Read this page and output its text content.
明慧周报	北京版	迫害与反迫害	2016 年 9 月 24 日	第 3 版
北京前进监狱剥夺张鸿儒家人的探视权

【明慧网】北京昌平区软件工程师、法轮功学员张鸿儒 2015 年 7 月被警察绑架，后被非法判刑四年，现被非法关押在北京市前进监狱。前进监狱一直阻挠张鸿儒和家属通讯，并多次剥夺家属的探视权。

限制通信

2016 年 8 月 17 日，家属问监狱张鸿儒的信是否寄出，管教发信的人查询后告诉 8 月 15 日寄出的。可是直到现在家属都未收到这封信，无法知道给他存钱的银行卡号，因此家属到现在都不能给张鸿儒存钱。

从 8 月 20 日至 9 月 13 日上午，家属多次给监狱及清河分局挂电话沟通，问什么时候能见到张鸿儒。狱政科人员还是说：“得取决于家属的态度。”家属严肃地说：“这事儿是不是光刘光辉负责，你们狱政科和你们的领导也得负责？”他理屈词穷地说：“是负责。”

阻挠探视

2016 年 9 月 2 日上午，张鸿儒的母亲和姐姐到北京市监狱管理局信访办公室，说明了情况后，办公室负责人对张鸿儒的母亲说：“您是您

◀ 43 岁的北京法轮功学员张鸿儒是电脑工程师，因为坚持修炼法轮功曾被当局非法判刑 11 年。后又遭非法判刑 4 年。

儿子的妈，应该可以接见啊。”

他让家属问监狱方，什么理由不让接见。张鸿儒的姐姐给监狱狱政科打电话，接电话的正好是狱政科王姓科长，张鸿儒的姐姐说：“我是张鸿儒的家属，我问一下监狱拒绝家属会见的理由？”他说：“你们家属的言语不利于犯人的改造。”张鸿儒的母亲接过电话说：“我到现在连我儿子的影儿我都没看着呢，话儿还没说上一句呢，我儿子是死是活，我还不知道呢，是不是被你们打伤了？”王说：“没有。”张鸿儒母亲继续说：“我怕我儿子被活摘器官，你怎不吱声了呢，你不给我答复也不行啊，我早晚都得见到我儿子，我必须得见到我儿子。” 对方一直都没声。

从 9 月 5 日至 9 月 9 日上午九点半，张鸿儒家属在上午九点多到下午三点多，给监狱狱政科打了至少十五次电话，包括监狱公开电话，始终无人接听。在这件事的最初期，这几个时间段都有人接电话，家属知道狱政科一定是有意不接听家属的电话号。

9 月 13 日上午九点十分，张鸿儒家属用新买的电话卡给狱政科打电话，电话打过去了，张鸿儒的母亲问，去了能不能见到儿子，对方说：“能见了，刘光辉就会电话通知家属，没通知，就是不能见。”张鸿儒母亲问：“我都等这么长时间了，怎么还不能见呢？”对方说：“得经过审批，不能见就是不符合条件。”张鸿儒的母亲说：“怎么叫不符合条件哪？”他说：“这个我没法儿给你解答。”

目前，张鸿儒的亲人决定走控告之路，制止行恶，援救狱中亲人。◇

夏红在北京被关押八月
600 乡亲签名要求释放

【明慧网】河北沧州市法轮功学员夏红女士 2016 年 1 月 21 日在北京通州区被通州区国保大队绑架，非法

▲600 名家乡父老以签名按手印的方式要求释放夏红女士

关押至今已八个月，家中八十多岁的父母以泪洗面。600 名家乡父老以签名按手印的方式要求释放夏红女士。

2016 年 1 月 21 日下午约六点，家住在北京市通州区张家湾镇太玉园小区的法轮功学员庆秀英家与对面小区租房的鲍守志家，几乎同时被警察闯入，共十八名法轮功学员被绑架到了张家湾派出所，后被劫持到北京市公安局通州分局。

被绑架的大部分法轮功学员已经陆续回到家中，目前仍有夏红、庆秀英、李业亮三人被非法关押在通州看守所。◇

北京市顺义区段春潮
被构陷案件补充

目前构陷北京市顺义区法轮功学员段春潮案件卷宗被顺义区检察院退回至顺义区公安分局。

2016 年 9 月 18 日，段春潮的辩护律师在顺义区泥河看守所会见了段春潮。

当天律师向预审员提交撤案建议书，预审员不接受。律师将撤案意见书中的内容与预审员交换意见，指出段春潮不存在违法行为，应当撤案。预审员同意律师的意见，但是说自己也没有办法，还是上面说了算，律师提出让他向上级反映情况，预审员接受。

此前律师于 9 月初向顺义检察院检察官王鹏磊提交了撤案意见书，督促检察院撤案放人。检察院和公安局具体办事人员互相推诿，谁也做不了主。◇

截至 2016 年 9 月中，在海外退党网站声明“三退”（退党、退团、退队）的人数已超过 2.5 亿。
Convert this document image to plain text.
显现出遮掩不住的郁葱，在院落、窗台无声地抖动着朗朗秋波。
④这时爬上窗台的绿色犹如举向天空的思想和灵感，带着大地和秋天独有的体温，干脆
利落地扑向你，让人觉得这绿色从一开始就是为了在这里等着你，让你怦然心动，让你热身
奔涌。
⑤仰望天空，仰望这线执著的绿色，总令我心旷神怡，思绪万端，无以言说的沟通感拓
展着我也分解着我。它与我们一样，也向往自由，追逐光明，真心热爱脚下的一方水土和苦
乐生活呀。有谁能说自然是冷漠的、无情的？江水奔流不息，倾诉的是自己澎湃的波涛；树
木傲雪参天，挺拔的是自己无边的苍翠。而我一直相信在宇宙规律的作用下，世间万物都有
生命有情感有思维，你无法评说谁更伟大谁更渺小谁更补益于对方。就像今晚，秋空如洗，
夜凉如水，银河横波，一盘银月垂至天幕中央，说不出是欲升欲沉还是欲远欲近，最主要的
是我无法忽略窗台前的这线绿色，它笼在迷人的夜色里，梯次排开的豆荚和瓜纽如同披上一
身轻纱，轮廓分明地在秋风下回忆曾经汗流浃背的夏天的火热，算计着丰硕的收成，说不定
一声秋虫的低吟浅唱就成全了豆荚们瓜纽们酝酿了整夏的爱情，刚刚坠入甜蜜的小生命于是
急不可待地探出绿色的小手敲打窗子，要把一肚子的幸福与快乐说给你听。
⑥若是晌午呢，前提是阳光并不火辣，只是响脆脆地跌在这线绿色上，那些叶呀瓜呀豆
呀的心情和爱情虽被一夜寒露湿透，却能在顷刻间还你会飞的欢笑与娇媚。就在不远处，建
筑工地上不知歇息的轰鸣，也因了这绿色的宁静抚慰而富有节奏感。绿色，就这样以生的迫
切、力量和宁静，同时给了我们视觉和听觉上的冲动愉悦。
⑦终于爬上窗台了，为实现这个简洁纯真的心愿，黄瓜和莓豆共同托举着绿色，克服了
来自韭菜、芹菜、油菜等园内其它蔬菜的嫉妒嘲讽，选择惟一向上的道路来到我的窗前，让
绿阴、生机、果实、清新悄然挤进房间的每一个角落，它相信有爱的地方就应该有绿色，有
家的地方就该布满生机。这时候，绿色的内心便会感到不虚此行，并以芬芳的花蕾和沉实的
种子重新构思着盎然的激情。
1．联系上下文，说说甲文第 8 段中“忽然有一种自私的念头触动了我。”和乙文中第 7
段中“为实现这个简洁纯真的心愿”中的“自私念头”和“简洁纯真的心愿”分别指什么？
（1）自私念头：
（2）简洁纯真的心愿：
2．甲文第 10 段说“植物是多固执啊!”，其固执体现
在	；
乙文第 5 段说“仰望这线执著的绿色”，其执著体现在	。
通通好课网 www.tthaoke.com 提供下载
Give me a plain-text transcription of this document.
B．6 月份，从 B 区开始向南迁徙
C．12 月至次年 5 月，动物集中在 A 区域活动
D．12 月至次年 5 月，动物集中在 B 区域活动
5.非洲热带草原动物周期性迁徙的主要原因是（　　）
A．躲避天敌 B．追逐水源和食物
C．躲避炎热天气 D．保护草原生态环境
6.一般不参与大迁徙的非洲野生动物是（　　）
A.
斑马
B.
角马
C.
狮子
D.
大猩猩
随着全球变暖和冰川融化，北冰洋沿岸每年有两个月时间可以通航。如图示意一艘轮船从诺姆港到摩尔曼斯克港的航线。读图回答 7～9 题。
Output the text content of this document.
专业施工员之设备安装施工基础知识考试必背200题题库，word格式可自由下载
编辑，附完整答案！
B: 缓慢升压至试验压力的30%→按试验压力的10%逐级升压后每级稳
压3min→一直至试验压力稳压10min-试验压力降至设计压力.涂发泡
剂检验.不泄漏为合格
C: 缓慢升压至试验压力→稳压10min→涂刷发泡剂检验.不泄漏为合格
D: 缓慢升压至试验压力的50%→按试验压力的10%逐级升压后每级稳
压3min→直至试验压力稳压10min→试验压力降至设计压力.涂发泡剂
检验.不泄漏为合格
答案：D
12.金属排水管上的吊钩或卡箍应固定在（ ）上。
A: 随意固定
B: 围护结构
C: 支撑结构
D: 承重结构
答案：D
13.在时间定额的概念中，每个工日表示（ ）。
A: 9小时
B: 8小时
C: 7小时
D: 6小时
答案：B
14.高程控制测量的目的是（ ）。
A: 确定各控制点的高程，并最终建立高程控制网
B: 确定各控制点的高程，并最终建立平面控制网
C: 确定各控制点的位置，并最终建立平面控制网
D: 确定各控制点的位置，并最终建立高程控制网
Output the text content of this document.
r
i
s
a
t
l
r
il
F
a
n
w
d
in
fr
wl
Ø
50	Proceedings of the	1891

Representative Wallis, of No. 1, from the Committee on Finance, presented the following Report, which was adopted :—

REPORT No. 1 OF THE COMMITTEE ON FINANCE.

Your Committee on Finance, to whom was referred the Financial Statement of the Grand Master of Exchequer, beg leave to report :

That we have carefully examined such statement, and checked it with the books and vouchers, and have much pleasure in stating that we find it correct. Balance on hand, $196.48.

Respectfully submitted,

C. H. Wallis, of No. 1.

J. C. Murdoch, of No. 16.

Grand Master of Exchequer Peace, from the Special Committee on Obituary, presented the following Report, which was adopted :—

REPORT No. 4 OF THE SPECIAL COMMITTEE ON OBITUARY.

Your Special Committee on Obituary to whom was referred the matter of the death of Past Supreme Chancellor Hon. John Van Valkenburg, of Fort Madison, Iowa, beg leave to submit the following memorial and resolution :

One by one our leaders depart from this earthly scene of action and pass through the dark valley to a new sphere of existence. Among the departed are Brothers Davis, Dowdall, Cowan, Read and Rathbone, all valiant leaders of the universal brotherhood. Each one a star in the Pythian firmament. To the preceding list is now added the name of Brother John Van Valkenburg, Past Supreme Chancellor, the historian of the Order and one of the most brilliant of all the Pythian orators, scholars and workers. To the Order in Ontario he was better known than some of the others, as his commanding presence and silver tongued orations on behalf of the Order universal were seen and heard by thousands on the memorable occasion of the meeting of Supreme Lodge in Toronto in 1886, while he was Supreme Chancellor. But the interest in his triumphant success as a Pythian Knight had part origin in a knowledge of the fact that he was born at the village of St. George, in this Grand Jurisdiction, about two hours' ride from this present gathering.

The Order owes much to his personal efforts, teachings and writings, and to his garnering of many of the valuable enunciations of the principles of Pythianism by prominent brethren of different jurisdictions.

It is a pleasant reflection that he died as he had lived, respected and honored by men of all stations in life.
------------------------
* OBJECTIVE
Tally the lines of the listing above that include the word "document". Answer with the number alone.

* WRITTEN SOLUTION
4